▸ **DIRECTIONS**
Locate each line holding the string "Start" and copy it.

▸ **THE INPUT**
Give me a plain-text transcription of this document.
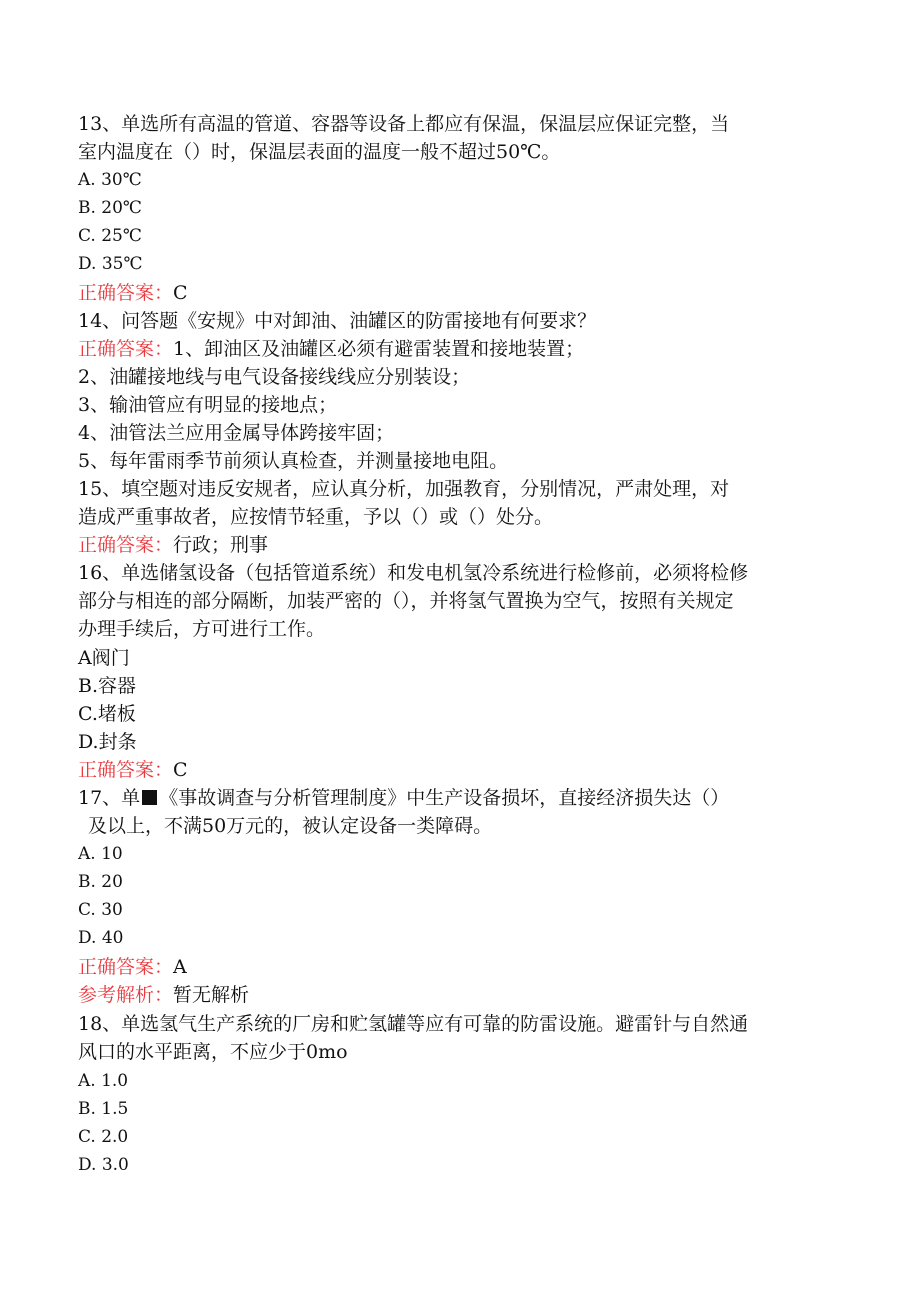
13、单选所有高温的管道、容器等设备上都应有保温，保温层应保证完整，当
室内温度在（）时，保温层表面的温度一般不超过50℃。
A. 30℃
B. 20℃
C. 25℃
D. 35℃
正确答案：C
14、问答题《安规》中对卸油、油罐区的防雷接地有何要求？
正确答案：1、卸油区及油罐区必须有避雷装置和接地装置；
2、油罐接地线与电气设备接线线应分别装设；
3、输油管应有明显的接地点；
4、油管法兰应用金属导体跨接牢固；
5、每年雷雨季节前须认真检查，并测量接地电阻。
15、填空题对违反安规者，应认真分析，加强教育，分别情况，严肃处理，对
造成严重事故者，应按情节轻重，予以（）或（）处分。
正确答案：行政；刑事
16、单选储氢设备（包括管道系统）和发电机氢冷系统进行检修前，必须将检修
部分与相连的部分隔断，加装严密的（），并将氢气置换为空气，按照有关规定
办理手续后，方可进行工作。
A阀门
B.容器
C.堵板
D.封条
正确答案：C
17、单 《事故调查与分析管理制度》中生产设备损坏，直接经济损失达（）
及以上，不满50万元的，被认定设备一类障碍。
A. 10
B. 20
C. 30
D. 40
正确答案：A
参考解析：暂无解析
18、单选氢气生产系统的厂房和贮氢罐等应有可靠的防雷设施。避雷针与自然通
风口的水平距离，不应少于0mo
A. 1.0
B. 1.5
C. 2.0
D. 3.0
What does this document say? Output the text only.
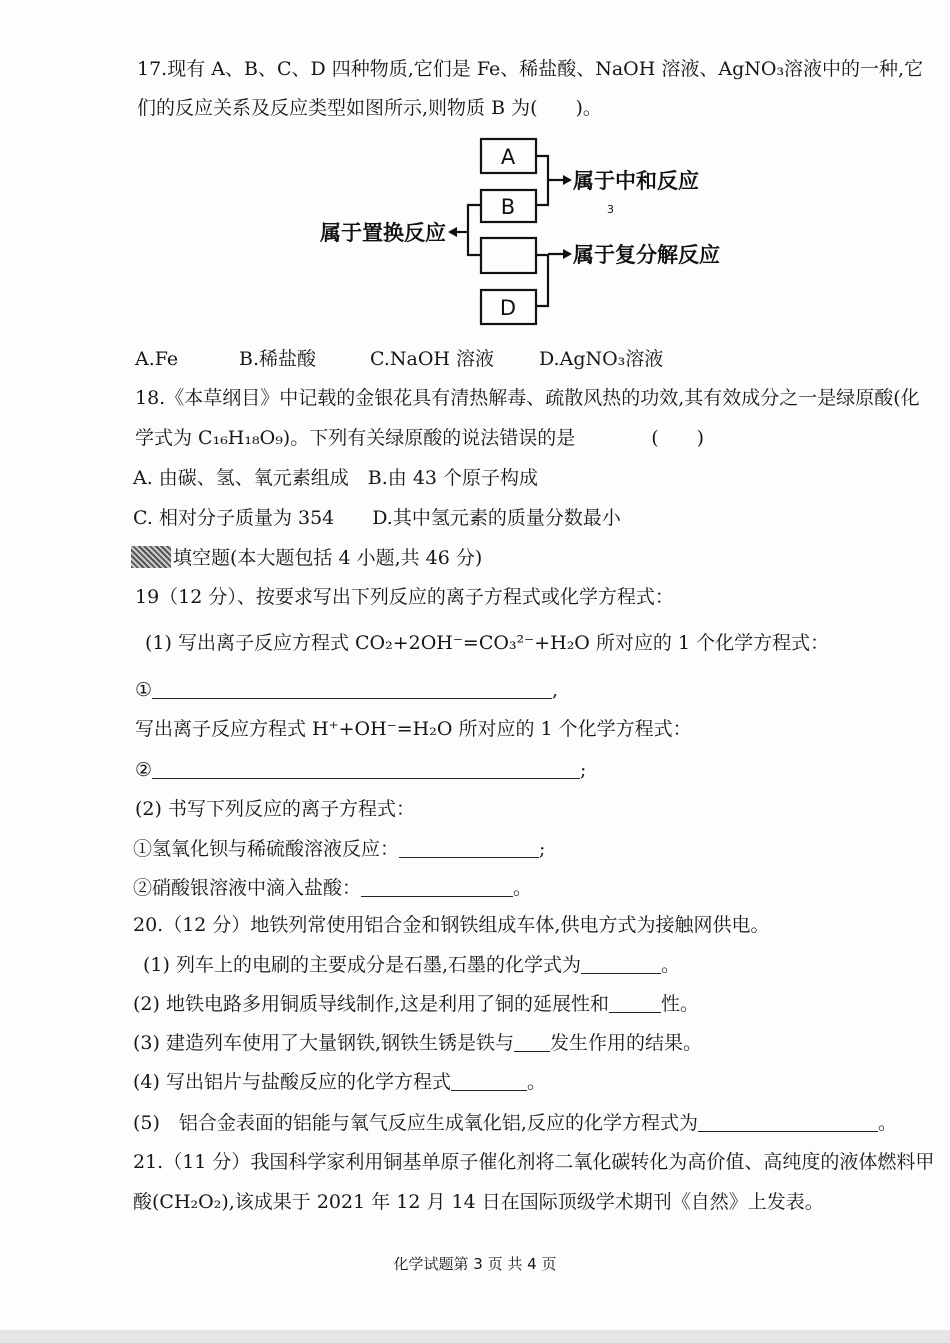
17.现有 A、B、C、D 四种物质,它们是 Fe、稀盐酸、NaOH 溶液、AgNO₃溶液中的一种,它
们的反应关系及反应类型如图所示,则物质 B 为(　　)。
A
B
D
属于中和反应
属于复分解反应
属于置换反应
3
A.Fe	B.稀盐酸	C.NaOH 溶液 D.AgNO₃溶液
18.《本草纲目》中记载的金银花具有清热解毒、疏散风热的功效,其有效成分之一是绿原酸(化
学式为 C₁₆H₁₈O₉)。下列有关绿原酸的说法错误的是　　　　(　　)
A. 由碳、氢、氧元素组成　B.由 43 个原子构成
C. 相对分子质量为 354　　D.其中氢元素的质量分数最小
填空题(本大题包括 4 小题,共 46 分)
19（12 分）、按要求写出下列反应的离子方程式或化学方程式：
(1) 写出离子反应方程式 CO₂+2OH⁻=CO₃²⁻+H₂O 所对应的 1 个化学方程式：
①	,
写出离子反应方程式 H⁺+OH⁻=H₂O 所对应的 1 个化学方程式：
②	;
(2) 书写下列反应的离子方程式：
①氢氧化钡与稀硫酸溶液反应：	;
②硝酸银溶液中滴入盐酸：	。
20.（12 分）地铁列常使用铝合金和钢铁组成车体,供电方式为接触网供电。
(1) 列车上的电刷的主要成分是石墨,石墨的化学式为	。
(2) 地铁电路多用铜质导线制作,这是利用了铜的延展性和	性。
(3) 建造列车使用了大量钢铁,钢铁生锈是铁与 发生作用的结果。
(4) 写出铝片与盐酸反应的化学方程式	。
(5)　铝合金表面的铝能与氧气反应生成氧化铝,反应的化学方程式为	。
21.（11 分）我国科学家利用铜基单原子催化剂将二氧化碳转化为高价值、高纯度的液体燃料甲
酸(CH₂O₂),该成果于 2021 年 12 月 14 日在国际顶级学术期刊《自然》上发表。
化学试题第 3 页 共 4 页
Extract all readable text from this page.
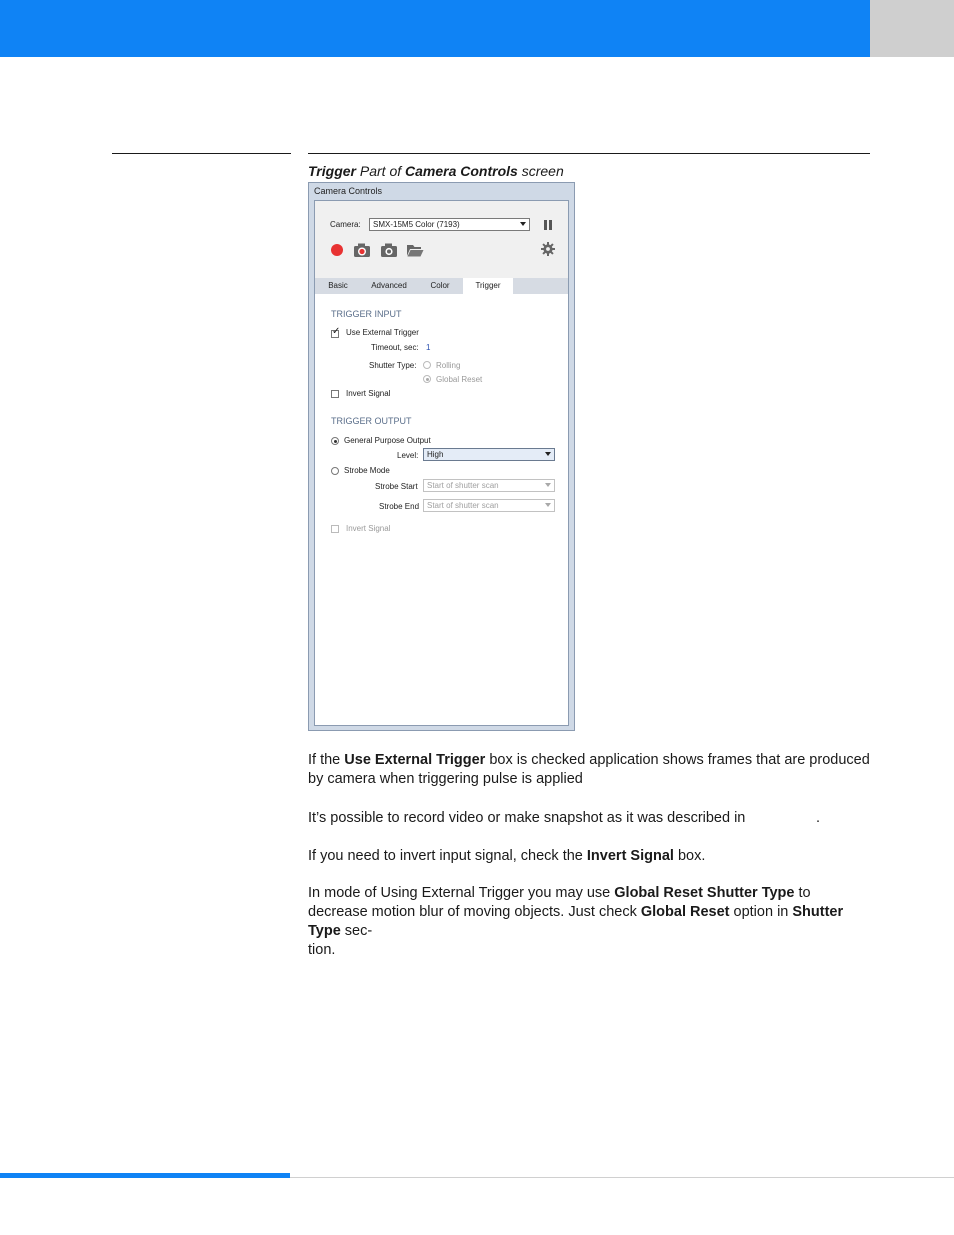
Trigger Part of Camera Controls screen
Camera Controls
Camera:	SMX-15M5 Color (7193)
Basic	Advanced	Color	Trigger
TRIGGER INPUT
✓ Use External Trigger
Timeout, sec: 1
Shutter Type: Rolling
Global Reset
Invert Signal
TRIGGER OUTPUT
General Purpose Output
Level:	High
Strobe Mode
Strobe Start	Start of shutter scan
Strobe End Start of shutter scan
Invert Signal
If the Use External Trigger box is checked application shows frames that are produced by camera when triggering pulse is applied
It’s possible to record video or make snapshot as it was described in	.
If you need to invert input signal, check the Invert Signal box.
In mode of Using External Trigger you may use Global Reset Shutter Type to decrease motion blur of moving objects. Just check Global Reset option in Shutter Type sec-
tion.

▸ **SOLUTION**
Strobe Start	Start of shutter scan
Strobe End Start of shutter scan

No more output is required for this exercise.